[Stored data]
+-------+
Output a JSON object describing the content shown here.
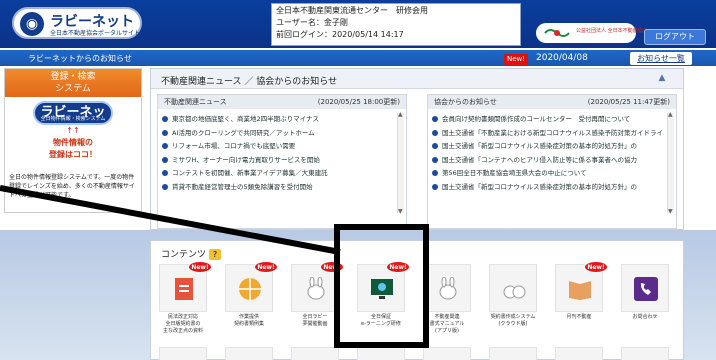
{
  "header": {
    "logo_text": "ラビーネット",
    "logo_sub": "全日本不動産協会ポータルサイト",
    "user_lines": [
      "全日本不動産関東流通センター　研修会用",
      "ユーザー名：金子剛",
      "前回ログイン：2020/05/14 14:17"
    ],
    "brand_text": "公益社団法人 全日本不動産協会",
    "logout_label": "ログアウト"
  },
  "notice_bar": {
    "left_title": "ラビーネットからのお知らせ",
    "new_badge": "New!",
    "date": "2020/04/08",
    "list_button": "お知らせ一覧"
  },
  "search_panel": {
    "head": "登録・検索\nシステム",
    "button": "ラビーネット",
    "button_sub": "全日物件情報・検索システム",
    "arrows": "↑↑",
    "link": "物件情報の\n登録はココ！",
    "desc": "全日の物件情報登録システムです。一度の物件登録でレインズを始め、多くの不動産情報サイトへの登録が可能です。"
  },
  "news": {
    "title": "不動産関連ニュース ／ 協会からのお知らせ",
    "left": {
      "head": "不動産関連ニュース",
      "date": "(2020/05/25 18:00更新)",
      "items": [
        "東京都の地価底堅く、商業地2四半期ぶりマイナス",
        "AI活用のクローリングで共同研究／アットホーム",
        "リフォーム市場、コロナ禍でも底堅い需要",
        "ミサワH、オーナー向け電力買取りサービスを開始",
        "コンテストを初開催、新事業アイデア募集／大東建託",
        "賃貸不動産経営管理士の5類免除講習を受付開始"
      ]
    },
    "right": {
      "head": "協会からのお知らせ",
      "date": "(2020/05/25 11:47更新)",
      "items": [
        "会員向け契約書類関係作成のコールセンター　受付再開について",
        "国土交通省「不動産業における新型コロナウイルス感染予防対策ガイドライン」",
        "国土交通省「新型コロナウイルス感染症対策の基本的対処方針」の",
        "国土交通省「コンテナへのヒアリ侵入防止等に係る事業者への協力",
        "第56回全日不動産協会埼玉県大会の中止について",
        "国土交通省「新型コロナウイルス感染症対策の基本的対処方針」の"
      ]
    }
  },
  "contents": {
    "title": "コンテンツ",
    "help": "?",
    "tiles": [
      {
        "label": "民法改正対応\n全日版契約書の\n主な改正点の資料",
        "new": true,
        "icon": "document-icon"
      },
      {
        "label": "作業提供\n契約書類例集",
        "new": true,
        "icon": "globe-icon"
      },
      {
        "label": "全日ラビー\n夢開催動画",
        "new": true,
        "icon": "rabbit-icon"
      },
      {
        "label": "全日保証\ne-ラーニング研修",
        "new": true,
        "icon": "monitor-icon"
      },
      {
        "label": "不動産関連\n書式マニュアル\n(アプリ版)",
        "new": false,
        "icon": "rabbit-icon"
      },
      {
        "label": "契約書作成システム\n(クラウド版)",
        "new": false,
        "icon": "rabbit-pair-icon"
      },
      {
        "label": "月刊不動産",
        "new": true,
        "icon": "book-icon"
      },
      {
        "label": "お問合わせ",
        "new": false,
        "icon": "phone-icon"
      }
    ]
  },
  "colors": {
    "header": "#0b3388",
    "accent": "#1f68c8",
    "new": "#e01818",
    "orange": "#e06718"
  }
}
+-------+
TASK PROMPT: Give the count of lines containing "新型コロナウイルス感染症対策の基本的対処方針", with no added text.

WRITTEN REPLY: 2